| Given records |
* BEGIN *

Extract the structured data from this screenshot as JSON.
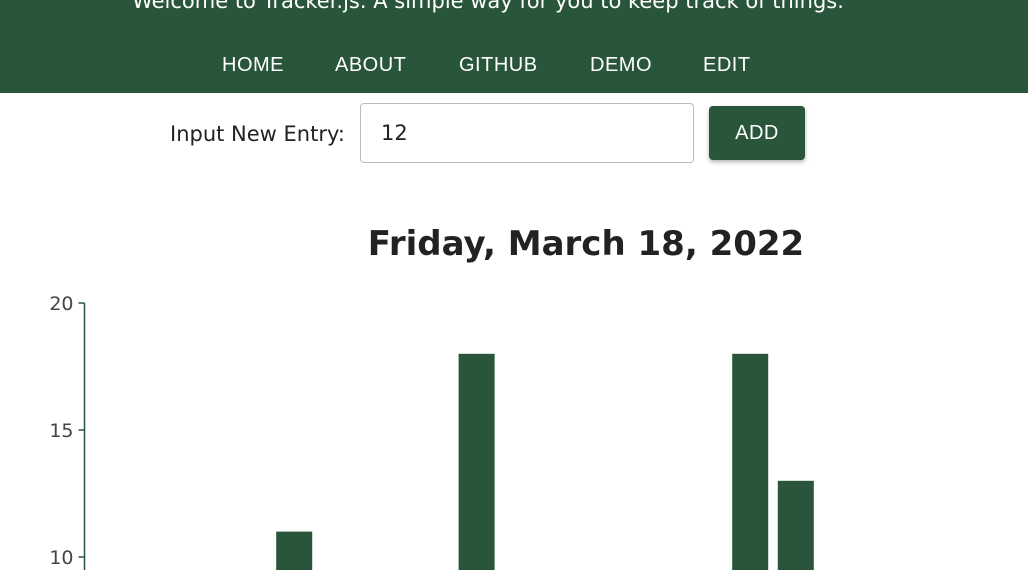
{
  "header": {
    "tagline": "Welcome to Tracker.js. A simple way for you to keep track of things.",
    "nav": [
      "HOME",
      "ABOUT",
      "GITHUB",
      "DEMO",
      "EDIT"
    ]
  },
  "entry": {
    "label": "Input New Entry:",
    "value": "12",
    "add_label": "ADD"
  },
  "date_title": "Friday, March 18, 2022",
  "colors": {
    "primary": "#29563a",
    "text": "#222222"
  },
  "chart_data": {
    "type": "bar",
    "ylim": [
      0,
      20
    ],
    "yticks": [
      20,
      15,
      10
    ],
    "values": [
      null,
      null,
      null,
      null,
      11,
      null,
      null,
      null,
      18,
      null,
      null,
      null,
      null,
      null,
      18,
      13
    ],
    "xlabel": "",
    "ylabel": ""
  }
}
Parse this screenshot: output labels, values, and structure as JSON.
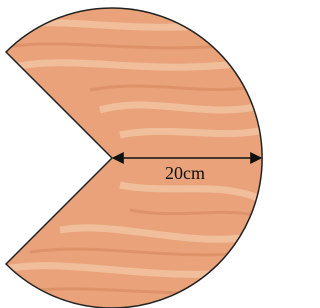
{
  "label": "20cm"
}
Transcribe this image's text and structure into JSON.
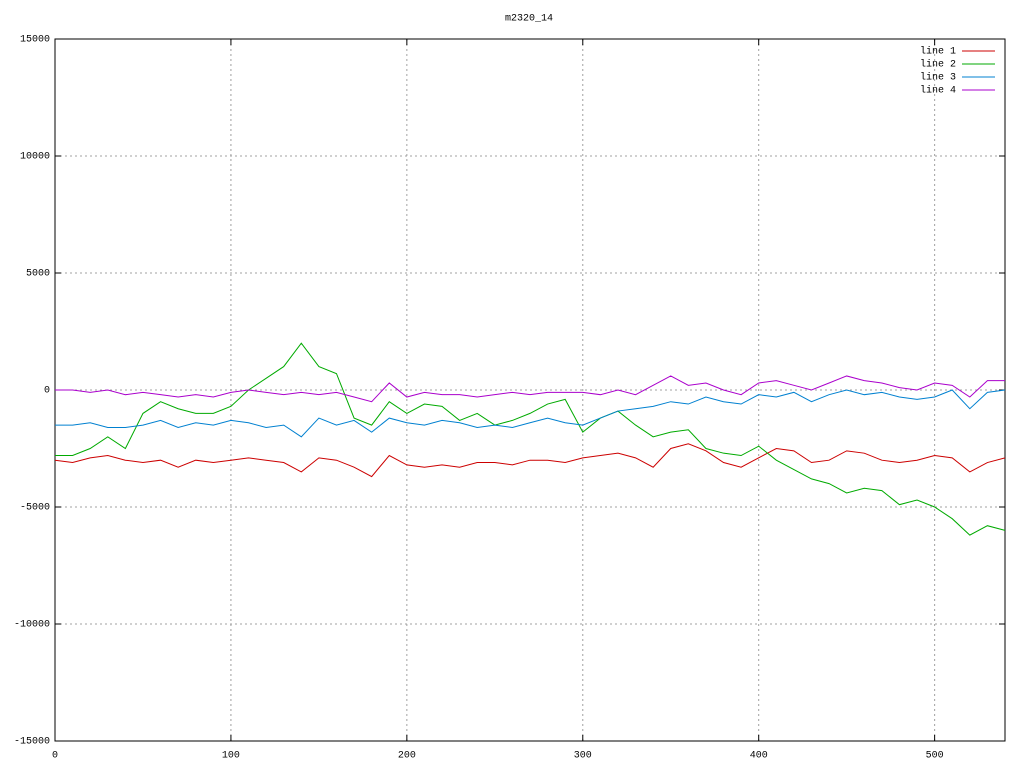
{
  "chart_data": {
    "type": "line",
    "title": "m2320_14",
    "x": [
      0,
      10,
      20,
      30,
      40,
      50,
      60,
      70,
      80,
      90,
      100,
      110,
      120,
      130,
      140,
      150,
      160,
      170,
      180,
      190,
      200,
      210,
      220,
      230,
      240,
      250,
      260,
      270,
      280,
      290,
      300,
      310,
      320,
      330,
      340,
      350,
      360,
      370,
      380,
      390,
      400,
      410,
      420,
      430,
      440,
      450,
      460,
      470,
      480,
      490,
      500,
      510,
      520,
      530,
      540
    ],
    "series": [
      {
        "name": "line 1",
        "color": "#cc0000",
        "values": [
          -3000,
          -3100,
          -2900,
          -2800,
          -3000,
          -3100,
          -3000,
          -3300,
          -3000,
          -3100,
          -3000,
          -2900,
          -3000,
          -3100,
          -3500,
          -2900,
          -3000,
          -3300,
          -3700,
          -2800,
          -3200,
          -3300,
          -3200,
          -3300,
          -3100,
          -3100,
          -3200,
          -3000,
          -3000,
          -3100,
          -2900,
          -2800,
          -2700,
          -2900,
          -3300,
          -2500,
          -2300,
          -2600,
          -3100,
          -3300,
          -2900,
          -2500,
          -2600,
          -3100,
          -3000,
          -2600,
          -2700,
          -3000,
          -3100,
          -3000,
          -2800,
          -2900,
          -3500,
          -3100,
          -2900
        ]
      },
      {
        "name": "line 2",
        "color": "#00aa00",
        "values": [
          -2800,
          -2800,
          -2500,
          -2000,
          -2500,
          -1000,
          -500,
          -800,
          -1000,
          -1000,
          -700,
          0,
          500,
          1000,
          2000,
          1000,
          700,
          -1200,
          -1500,
          -500,
          -1000,
          -600,
          -700,
          -1300,
          -1000,
          -1500,
          -1300,
          -1000,
          -600,
          -400,
          -1800,
          -1200,
          -900,
          -1500,
          -2000,
          -1800,
          -1700,
          -2500,
          -2700,
          -2800,
          -2400,
          -3000,
          -3400,
          -3800,
          -4000,
          -4400,
          -4200,
          -4300,
          -4900,
          -4700,
          -5000,
          -5500,
          -6200,
          -5800,
          -6000
        ]
      },
      {
        "name": "line 3",
        "color": "#0080d0",
        "values": [
          -1500,
          -1500,
          -1400,
          -1600,
          -1600,
          -1500,
          -1300,
          -1600,
          -1400,
          -1500,
          -1300,
          -1400,
          -1600,
          -1500,
          -2000,
          -1200,
          -1500,
          -1300,
          -1800,
          -1200,
          -1400,
          -1500,
          -1300,
          -1400,
          -1600,
          -1500,
          -1600,
          -1400,
          -1200,
          -1400,
          -1500,
          -1200,
          -900,
          -800,
          -700,
          -500,
          -600,
          -300,
          -500,
          -600,
          -200,
          -300,
          -100,
          -500,
          -200,
          0,
          -200,
          -100,
          -300,
          -400,
          -300,
          0,
          -800,
          -100,
          0
        ]
      },
      {
        "name": "line 4",
        "color": "#aa00cc",
        "values": [
          0,
          0,
          -100,
          0,
          -200,
          -100,
          -200,
          -300,
          -200,
          -300,
          -100,
          0,
          -100,
          -200,
          -100,
          -200,
          -100,
          -300,
          -500,
          300,
          -300,
          -100,
          -200,
          -200,
          -300,
          -200,
          -100,
          -200,
          -100,
          -100,
          -100,
          -200,
          0,
          -200,
          200,
          600,
          200,
          300,
          0,
          -200,
          300,
          400,
          200,
          0,
          300,
          600,
          400,
          300,
          100,
          0,
          300,
          200,
          -300,
          400,
          400
        ]
      }
    ],
    "xlim": [
      0,
      540
    ],
    "xticks": [
      0,
      100,
      200,
      300,
      400,
      500
    ],
    "ylim": [
      -15000,
      15000
    ],
    "yticks": [
      -15000,
      -10000,
      -5000,
      0,
      5000,
      10000,
      15000
    ],
    "grid": true,
    "legend": "top-right"
  }
}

* END *

| Brief |
Leave the pictures out and print the records above exactly as they stand.

| Response to the task |
Extract the structured data from this screenshot as JSON.
{
  "header": {
    "tagline": "Welcome to Tracker.js. A simple way for you to keep track of things.",
    "nav": [
      "HOME",
      "ABOUT",
      "GITHUB",
      "DEMO",
      "EDIT"
    ]
  },
  "entry": {
    "label": "Input New Entry:",
    "value": "12",
    "add_label": "ADD"
  },
  "date_title": "Friday, March 18, 2022",
  "colors": {
    "primary": "#29563a",
    "text": "#222222"
  },
  "chart_data": {
    "type": "bar",
    "ylim": [
      0,
      20
    ],
    "yticks": [
      20,
      15,
      10
    ],
    "values": [
      null,
      null,
      null,
      null,
      11,
      null,
      null,
      null,
      18,
      null,
      null,
      null,
      null,
      null,
      18,
      13
    ],
    "xlabel": "",
    "ylabel": ""
  }
}
Parse this screenshot: output labels, values, and structure as JSON.
{
  "label": "20cm"
}
Transcribe this image's text and structure into JSON.
{
  "chart_data": {
    "type": "line",
    "title": "m2320_14",
    "x": [
      0,
      10,
      20,
      30,
      40,
      50,
      60,
      70,
      80,
      90,
      100,
      110,
      120,
      130,
      140,
      150,
      160,
      170,
      180,
      190,
      200,
      210,
      220,
      230,
      240,
      250,
      260,
      270,
      280,
      290,
      300,
      310,
      320,
      330,
      340,
      350,
      360,
      370,
      380,
      390,
      400,
      410,
      420,
      430,
      440,
      450,
      460,
      470,
      480,
      490,
      500,
      510,
      520,
      530,
      540
    ],
    "series": [
      {
        "name": "line 1",
        "color": "#cc0000",
        "values": [
          -3000,
          -3100,
          -2900,
          -2800,
          -3000,
          -3100,
          -3000,
          -3300,
          -3000,
          -3100,
          -3000,
          -2900,
          -3000,
          -3100,
          -3500,
          -2900,
          -3000,
          -3300,
          -3700,
          -2800,
          -3200,
          -3300,
          -3200,
          -3300,
          -3100,
          -3100,
          -3200,
          -3000,
          -3000,
          -3100,
          -2900,
          -2800,
          -2700,
          -2900,
          -3300,
          -2500,
          -2300,
          -2600,
          -3100,
          -3300,
          -2900,
          -2500,
          -2600,
          -3100,
          -3000,
          -2600,
          -2700,
          -3000,
          -3100,
          -3000,
          -2800,
          -2900,
          -3500,
          -3100,
          -2900
        ]
      },
      {
        "name": "line 2",
        "color": "#00aa00",
        "values": [
          -2800,
          -2800,
          -2500,
          -2000,
          -2500,
          -1000,
          -500,
          -800,
          -1000,
          -1000,
          -700,
          0,
          500,
          1000,
          2000,
          1000,
          700,
          -1200,
          -1500,
          -500,
          -1000,
          -600,
          -700,
          -1300,
          -1000,
          -1500,
          -1300,
          -1000,
          -600,
          -400,
          -1800,
          -1200,
          -900,
          -1500,
          -2000,
          -1800,
          -1700,
          -2500,
          -2700,
          -2800,
          -2400,
          -3000,
          -3400,
          -3800,
          -4000,
          -4400,
          -4200,
          -4300,
          -4900,
          -4700,
          -5000,
          -5500,
          -6200,
          -5800,
          -6000
        ]
      },
      {
        "name": "line 3",
        "color": "#0080d0",
        "values": [
          -1500,
          -1500,
          -1400,
          -1600,
          -1600,
          -1500,
          -1300,
          -1600,
          -1400,
          -1500,
          -1300,
          -1400,
          -1600,
          -1500,
          -2000,
          -1200,
          -1500,
          -1300,
          -1800,
          -1200,
          -1400,
          -1500,
          -1300,
          -1400,
          -1600,
          -1500,
          -1600,
          -1400,
          -1200,
          -1400,
          -1500,
          -1200,
          -900,
          -800,
          -700,
          -500,
          -600,
          -300,
          -500,
          -600,
          -200,
          -300,
          -100,
          -500,
          -200,
          0,
          -200,
          -100,
          -300,
          -400,
          -300,
          0,
          -800,
          -100,
          0
        ]
      },
      {
        "name": "line 4",
        "color": "#aa00cc",
        "values": [
          0,
          0,
          -100,
          0,
          -200,
          -100,
          -200,
          -300,
          -200,
          -300,
          -100,
          0,
          -100,
          -200,
          -100,
          -200,
          -100,
          -300,
          -500,
          300,
          -300,
          -100,
          -200,
          -200,
          -300,
          -200,
          -100,
          -200,
          -100,
          -100,
          -100,
          -200,
          0,
          -200,
          200,
          600,
          200,
          300,
          0,
          -200,
          300,
          400,
          200,
          0,
          300,
          600,
          400,
          300,
          100,
          0,
          300,
          200,
          -300,
          400,
          400
        ]
      }
    ],
    "xlim": [
      0,
      540
    ],
    "xticks": [
      0,
      100,
      200,
      300,
      400,
      500
    ],
    "ylim": [
      -15000,
      15000
    ],
    "yticks": [
      -15000,
      -10000,
      -5000,
      0,
      5000,
      10000,
      15000
    ],
    "grid": true,
    "legend": "top-right"
  }
}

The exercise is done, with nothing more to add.